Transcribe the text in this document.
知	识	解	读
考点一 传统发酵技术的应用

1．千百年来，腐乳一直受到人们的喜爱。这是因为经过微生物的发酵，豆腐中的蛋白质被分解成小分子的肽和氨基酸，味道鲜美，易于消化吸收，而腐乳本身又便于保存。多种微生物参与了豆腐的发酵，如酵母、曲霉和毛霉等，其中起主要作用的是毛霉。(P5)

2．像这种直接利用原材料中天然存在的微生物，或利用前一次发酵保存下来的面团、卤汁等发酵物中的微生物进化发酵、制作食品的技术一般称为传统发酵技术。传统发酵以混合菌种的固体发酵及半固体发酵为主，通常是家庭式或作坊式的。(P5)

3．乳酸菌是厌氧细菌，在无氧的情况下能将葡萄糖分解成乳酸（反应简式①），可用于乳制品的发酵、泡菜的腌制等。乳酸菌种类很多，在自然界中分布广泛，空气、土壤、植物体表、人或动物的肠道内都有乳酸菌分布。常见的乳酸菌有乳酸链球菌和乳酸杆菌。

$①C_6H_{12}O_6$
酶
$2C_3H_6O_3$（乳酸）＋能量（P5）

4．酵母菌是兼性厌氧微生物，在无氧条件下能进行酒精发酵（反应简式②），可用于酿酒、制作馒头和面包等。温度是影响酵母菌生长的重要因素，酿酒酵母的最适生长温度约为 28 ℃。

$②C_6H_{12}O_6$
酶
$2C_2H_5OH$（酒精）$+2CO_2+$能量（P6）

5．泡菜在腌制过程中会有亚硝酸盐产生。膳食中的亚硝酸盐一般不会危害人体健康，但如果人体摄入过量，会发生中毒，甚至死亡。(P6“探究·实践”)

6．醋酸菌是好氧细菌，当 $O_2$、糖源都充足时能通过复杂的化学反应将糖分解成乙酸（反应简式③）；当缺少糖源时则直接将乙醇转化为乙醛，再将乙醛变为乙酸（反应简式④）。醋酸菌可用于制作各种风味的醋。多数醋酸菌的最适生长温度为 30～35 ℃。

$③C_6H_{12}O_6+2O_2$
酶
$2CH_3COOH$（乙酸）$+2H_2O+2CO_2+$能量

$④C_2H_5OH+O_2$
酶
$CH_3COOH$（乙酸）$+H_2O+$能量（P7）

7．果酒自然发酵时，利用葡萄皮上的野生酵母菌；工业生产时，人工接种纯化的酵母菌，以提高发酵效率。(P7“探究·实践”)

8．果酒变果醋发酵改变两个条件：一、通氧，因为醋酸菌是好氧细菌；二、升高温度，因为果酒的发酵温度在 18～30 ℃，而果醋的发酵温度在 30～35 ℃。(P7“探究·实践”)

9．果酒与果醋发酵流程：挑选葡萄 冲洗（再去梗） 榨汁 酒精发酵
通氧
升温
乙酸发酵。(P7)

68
++++++++++
> **Exercise aim**
Repeat the data above, word for word.

> **Result of the exercise**
Transcribe the text in this document.
知	识	解	读
考点一 传统发酵技术的应用

1．千百年来，腐乳一直受到人们的喜爱。这是因为经过微生物的发酵，豆腐中的蛋白质被分解成小分子的肽和氨基酸，味道鲜美，易于消化吸收，而腐乳本身又便于保存。多种微生物参与了豆腐的发酵，如酵母、曲霉和毛霉等，其中起主要作用的是毛霉。(P5)

2．像这种直接利用原材料中天然存在的微生物，或利用前一次发酵保存下来的面团、卤汁等发酵物中的微生物进化发酵、制作食品的技术一般称为传统发酵技术。传统发酵以混合菌种的固体发酵及半固体发酵为主，通常是家庭式或作坊式的。(P5)

3．乳酸菌是厌氧细菌，在无氧的情况下能将葡萄糖分解成乳酸（反应简式①），可用于乳制品的发酵、泡菜的腌制等。乳酸菌种类很多，在自然界中分布广泛，空气、土壤、植物体表、人或动物的肠道内都有乳酸菌分布。常见的乳酸菌有乳酸链球菌和乳酸杆菌。

$①C_6H_{12}O_6$
酶
$2C_3H_6O_3$（乳酸）＋能量（P5）

4．酵母菌是兼性厌氧微生物，在无氧条件下能进行酒精发酵（反应简式②），可用于酿酒、制作馒头和面包等。温度是影响酵母菌生长的重要因素，酿酒酵母的最适生长温度约为 28 ℃。

$②C_6H_{12}O_6$
酶
$2C_2H_5OH$（酒精）$+2CO_2+$能量（P6）

5．泡菜在腌制过程中会有亚硝酸盐产生。膳食中的亚硝酸盐一般不会危害人体健康，但如果人体摄入过量，会发生中毒，甚至死亡。(P6“探究·实践”)

6．醋酸菌是好氧细菌，当 $O_2$、糖源都充足时能通过复杂的化学反应将糖分解成乙酸（反应简式③）；当缺少糖源时则直接将乙醇转化为乙醛，再将乙醛变为乙酸（反应简式④）。醋酸菌可用于制作各种风味的醋。多数醋酸菌的最适生长温度为 30～35 ℃。

$③C_6H_{12}O_6+2O_2$
酶
$2CH_3COOH$（乙酸）$+2H_2O+2CO_2+$能量

$④C_2H_5OH+O_2$
酶
$CH_3COOH$（乙酸）$+H_2O+$能量（P7）

7．果酒自然发酵时，利用葡萄皮上的野生酵母菌；工业生产时，人工接种纯化的酵母菌，以提高发酵效率。(P7“探究·实践”)

8．果酒变果醋发酵改变两个条件：一、通氧，因为醋酸菌是好氧细菌；二、升高温度，因为果酒的发酵温度在 18～30 ℃，而果醋的发酵温度在 30～35 ℃。(P7“探究·实践”)

9．果酒与果醋发酵流程：挑选葡萄 冲洗（再去梗） 榨汁 酒精发酵
通氧
升温
乙酸发酵。(P7)

68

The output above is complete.